**Given request**
Count the lines below that contain the string "EigenLayer", and reply with only the number.

──────

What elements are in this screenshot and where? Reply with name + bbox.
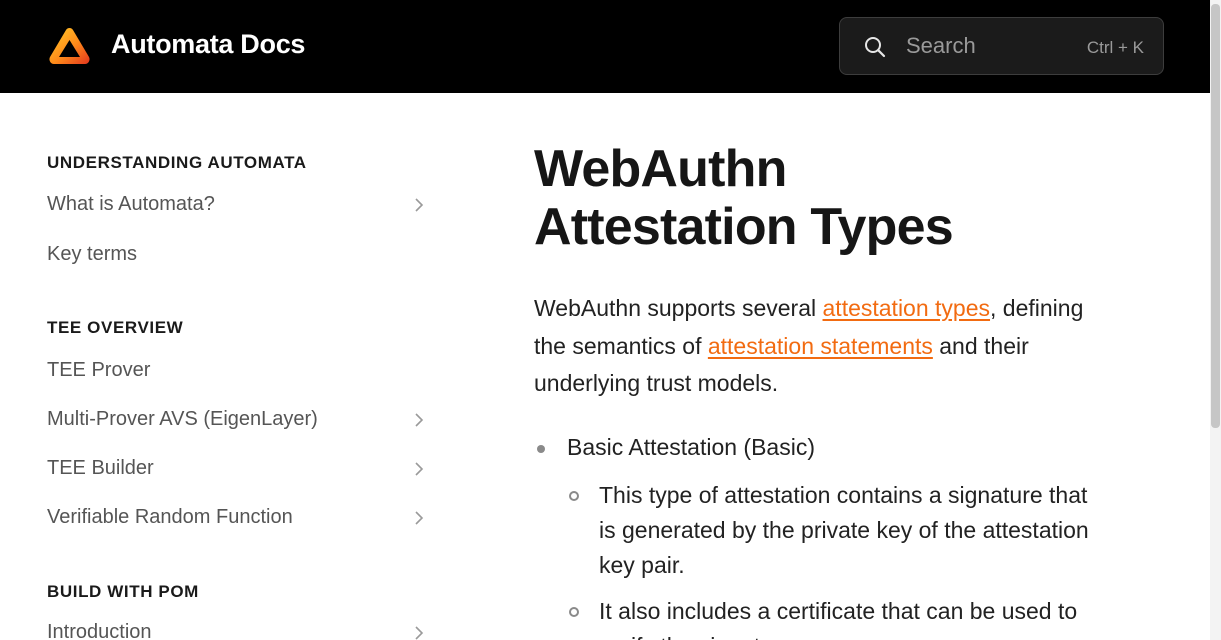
chevron-right-icon[interactable] [413,412,425,428]
section-title-tee-overview: TEE OVERVIEW [47,318,184,337]
page-title-line-2: Attestation Types [534,198,954,256]
sidebar-item-introduction[interactable]: Introduction [47,619,427,640]
search-icon [865,37,886,58]
page-title-line-1: WebAuthn [534,140,787,198]
sidebar-item-what-is-automata[interactable]: What is Automata? [47,191,427,221]
list-item-text: It also includes a certificate that can … [599,598,1078,640]
brand-title[interactable]: Automata Docs [111,29,305,60]
bullet-disc-icon [537,445,545,453]
sidebar-item-key-terms[interactable]: Key terms [47,241,427,271]
main-content: WebAuthn Attestation Types WebAuthn supp… [534,140,1134,640]
sidebar-item-verifiable-random-function[interactable]: Verifiable Random Function [47,504,427,534]
sidebar-item-label: What is Automata? [47,193,215,215]
intro-paragraph: WebAuthn supports several attestation ty… [534,290,1094,403]
link-attestation-statements[interactable]: attestation statements [708,333,933,359]
sidebar-item-label: TEE Prover [47,359,151,381]
sidebar-item-label: Key terms [47,243,138,265]
chevron-right-icon[interactable] [413,197,425,213]
sidebar-nav: UNDERSTANDING AUTOMATA What is Automata?… [0,93,470,640]
top-header: Automata Docs Search Ctrl + K [0,0,1210,93]
sidebar-item-label: TEE Builder [47,457,154,479]
search-placeholder: Search [906,33,976,58]
automata-logo-icon[interactable] [47,25,92,67]
chevron-right-icon[interactable] [413,461,425,477]
search-box[interactable]: Search Ctrl + K [839,17,1164,75]
link-attestation-types[interactable]: attestation types [823,295,991,321]
page-title: WebAuthn Attestation Types [534,140,1134,256]
sidebar-item-label: Multi-Prover AVS (EigenLayer) [47,408,318,430]
sidebar-item-label: Verifiable Random Function [47,506,293,528]
bullet-circle-icon [569,491,579,501]
chevron-right-icon[interactable] [413,625,425,640]
page-scrollbar-thumb[interactable] [1211,4,1220,428]
sidebar-item-label: Introduction [47,621,152,640]
chevron-right-icon[interactable] [413,510,425,526]
sidebar-item-multi-prover-avs[interactable]: Multi-Prover AVS (EigenLayer) [47,406,427,436]
sidebar-item-tee-prover[interactable]: TEE Prover [47,357,427,387]
list-item-text: This type of attestation contains a sign… [599,482,1089,578]
section-title-build-with-pom: BUILD WITH POM [47,582,199,601]
list-item-text: Basic Attestation (Basic) [567,434,815,460]
intro-text-1: WebAuthn supports several [534,295,823,321]
sidebar-item-tee-builder[interactable]: TEE Builder [47,455,427,485]
section-title-understanding-automata: UNDERSTANDING AUTOMATA [47,153,307,172]
search-shortcut-hint: Ctrl + K [1086,38,1144,57]
bullet-circle-icon [569,607,579,617]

──────

**Reply to the task**
2